| |
BIANCHI
VENDING DI ZINGONIA, MOBILITÀ PER 25 LAVORATORI
La
procedura aperta mercoledì. Il 10 febbraio l’incontro in
Confindustria
Con
una procedura di licenziamento
collettivo per 25 lavoratori, tutti impiegati,
si torna a parlare della Bianchi
Vending di Zingonia, dopo un 2011
agitato per la chiusura di uno stabilimento a Pescara e, fra presidi
e scioperi, anche per il difficile rinnovo del contratto
integrativo, poi raggiunto in autunno.
L’azienda metalmeccanica ha annunciato mercoledì 1° febbraio l’avvio
della procedura di mobilità per 25
lavoratori di ufficio
amministrazione e controllo, ufficio IT, settore marketing, ufficio
commerciale, ricerca e nello sviluppo, Direzione Operation, Risorse
Umane,
ufficio acquisti ed,
infine, per 3 persone di logistica
e magazzini.
“Siamo fortemente contrari a questi licenziamenti” dice
Claudio Ravasio della FIOM-CGIL di Bergamo.

▬▬▬

▶ **COSA FARE 1**:
Rispondi in breve, usando l'articolo sulla Bianchi Vending:
(a) Quanti lavoratori riguarda la procedura di mobilità?
(b) In che giorno l'azienda ha annunciato l'avvio della procedura?
(c) Di quale sindacato fa parte Claudio Ravasio?
▶ **COSA FARE 2**:
Riprendi l'articolo sulla Bianchi Vending dopo l'ultima frase e scrivi come prosegue.
Le voci sono materiale a sé, separato dall'articolo.

▬▬▬

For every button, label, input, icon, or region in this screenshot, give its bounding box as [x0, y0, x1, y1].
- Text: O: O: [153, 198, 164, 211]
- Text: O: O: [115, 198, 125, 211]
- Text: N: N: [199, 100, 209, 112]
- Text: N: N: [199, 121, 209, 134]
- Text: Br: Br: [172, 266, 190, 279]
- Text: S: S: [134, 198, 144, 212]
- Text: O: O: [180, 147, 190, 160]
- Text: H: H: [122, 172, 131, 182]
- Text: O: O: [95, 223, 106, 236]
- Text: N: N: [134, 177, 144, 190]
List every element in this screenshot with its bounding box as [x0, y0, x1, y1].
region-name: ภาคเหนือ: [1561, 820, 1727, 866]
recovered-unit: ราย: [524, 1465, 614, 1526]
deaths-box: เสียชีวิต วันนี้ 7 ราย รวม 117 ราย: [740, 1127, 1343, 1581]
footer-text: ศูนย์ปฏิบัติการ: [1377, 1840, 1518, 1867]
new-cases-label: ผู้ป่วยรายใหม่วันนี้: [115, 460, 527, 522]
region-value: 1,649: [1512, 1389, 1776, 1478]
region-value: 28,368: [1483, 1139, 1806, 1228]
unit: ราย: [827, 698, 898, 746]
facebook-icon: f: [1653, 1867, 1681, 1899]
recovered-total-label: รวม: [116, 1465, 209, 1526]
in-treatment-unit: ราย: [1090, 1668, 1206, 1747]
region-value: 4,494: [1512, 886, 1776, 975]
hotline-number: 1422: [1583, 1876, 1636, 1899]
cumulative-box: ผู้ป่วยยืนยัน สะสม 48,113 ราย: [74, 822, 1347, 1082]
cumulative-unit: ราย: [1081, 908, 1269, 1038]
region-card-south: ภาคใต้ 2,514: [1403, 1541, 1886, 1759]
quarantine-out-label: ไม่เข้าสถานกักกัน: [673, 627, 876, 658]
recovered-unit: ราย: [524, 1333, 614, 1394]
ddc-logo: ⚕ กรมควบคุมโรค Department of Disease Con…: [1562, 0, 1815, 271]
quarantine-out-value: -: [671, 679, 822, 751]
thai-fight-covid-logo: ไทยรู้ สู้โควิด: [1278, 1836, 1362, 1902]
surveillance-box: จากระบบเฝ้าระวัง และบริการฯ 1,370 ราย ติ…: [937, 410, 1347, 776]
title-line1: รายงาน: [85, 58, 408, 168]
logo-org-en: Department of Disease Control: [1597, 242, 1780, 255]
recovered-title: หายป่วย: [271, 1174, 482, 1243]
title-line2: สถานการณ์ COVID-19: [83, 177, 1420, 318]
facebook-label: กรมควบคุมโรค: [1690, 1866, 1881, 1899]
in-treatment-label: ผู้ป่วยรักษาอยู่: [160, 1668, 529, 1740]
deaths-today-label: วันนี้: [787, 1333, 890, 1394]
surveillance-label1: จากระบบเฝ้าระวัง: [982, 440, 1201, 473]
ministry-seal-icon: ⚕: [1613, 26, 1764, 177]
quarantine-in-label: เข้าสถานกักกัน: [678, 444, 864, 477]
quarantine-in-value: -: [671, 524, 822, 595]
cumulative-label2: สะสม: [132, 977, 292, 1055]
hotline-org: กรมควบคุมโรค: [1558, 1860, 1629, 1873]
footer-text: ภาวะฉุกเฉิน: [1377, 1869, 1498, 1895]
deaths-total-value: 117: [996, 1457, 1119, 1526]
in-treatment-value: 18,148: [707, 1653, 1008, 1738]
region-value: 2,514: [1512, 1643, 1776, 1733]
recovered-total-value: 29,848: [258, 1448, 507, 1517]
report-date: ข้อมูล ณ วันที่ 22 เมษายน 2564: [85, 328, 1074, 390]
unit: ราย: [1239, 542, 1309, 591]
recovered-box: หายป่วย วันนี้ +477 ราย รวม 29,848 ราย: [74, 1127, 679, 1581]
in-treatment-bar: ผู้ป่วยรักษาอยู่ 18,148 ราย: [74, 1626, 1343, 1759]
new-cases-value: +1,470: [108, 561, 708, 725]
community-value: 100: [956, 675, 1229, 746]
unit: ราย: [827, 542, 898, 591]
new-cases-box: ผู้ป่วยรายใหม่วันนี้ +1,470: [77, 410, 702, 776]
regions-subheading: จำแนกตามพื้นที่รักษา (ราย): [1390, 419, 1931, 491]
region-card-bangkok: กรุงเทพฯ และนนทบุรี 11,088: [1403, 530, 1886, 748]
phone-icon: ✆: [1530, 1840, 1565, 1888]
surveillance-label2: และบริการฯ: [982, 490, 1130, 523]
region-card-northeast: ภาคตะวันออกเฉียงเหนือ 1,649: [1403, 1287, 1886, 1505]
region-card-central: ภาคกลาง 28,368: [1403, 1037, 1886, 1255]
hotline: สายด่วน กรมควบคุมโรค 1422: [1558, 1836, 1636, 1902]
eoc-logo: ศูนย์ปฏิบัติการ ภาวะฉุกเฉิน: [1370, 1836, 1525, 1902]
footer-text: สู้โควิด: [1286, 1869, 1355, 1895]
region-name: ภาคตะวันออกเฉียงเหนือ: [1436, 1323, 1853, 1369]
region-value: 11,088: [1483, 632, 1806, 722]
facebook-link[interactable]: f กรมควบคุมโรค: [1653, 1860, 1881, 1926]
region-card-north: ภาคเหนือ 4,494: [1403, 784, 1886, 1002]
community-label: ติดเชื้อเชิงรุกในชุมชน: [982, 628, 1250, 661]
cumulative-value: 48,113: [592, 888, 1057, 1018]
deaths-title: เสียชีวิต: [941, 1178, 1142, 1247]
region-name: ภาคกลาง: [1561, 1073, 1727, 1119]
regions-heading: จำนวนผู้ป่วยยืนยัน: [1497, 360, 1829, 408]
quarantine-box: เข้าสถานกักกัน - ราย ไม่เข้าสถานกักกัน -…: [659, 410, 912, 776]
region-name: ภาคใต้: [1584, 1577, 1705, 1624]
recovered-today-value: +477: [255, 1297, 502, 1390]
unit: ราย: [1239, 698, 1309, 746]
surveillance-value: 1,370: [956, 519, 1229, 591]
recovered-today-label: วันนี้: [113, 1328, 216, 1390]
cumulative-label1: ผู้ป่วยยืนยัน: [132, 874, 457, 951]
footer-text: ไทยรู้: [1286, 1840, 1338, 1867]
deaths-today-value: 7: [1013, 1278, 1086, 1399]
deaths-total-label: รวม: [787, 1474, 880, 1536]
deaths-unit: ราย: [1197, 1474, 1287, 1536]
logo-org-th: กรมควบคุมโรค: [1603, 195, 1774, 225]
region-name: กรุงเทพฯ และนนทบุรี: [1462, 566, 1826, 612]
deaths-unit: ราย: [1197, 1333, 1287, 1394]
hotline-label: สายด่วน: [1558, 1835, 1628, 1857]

▬▬▬

▶ **RISPOSTA 1**:
(a) 25 lavoratori.
(b) Mercoledì 1° febbraio.
(c) La FIOM-CGIL di Bergamo.

▶ **RISPOSTA 2**:
“Chiediamo alla Direzione della Bianchi Vending di tornare sui suoi
passi rispetto ad una scelta dall'impatto sociale decisamente
negativo. Si possono trovare soluzioni alternative alle eccedenze di
personale, come l’utilizzo della cassa integrazione anche per gli
impiegati come già accade per gli operai, o, meglio ancora, si può
decidere di ricorrere ai contratti di solidarietà”.
Intanto, per
venerdì 10 febbraio in Confindustria a Bergamo
(alle ore 15.30) è previsto l'incontro sindacale con la Direzione
aziendale: si affronterà l'esame congiunto della procedura di
mobilità, come previsto dalla legge. Nei giorni successivi, poi,
verranno convocate le assemblee
dei lavoratori per informare sui contenuti dell'incontro e decidere
eventuali iniziative.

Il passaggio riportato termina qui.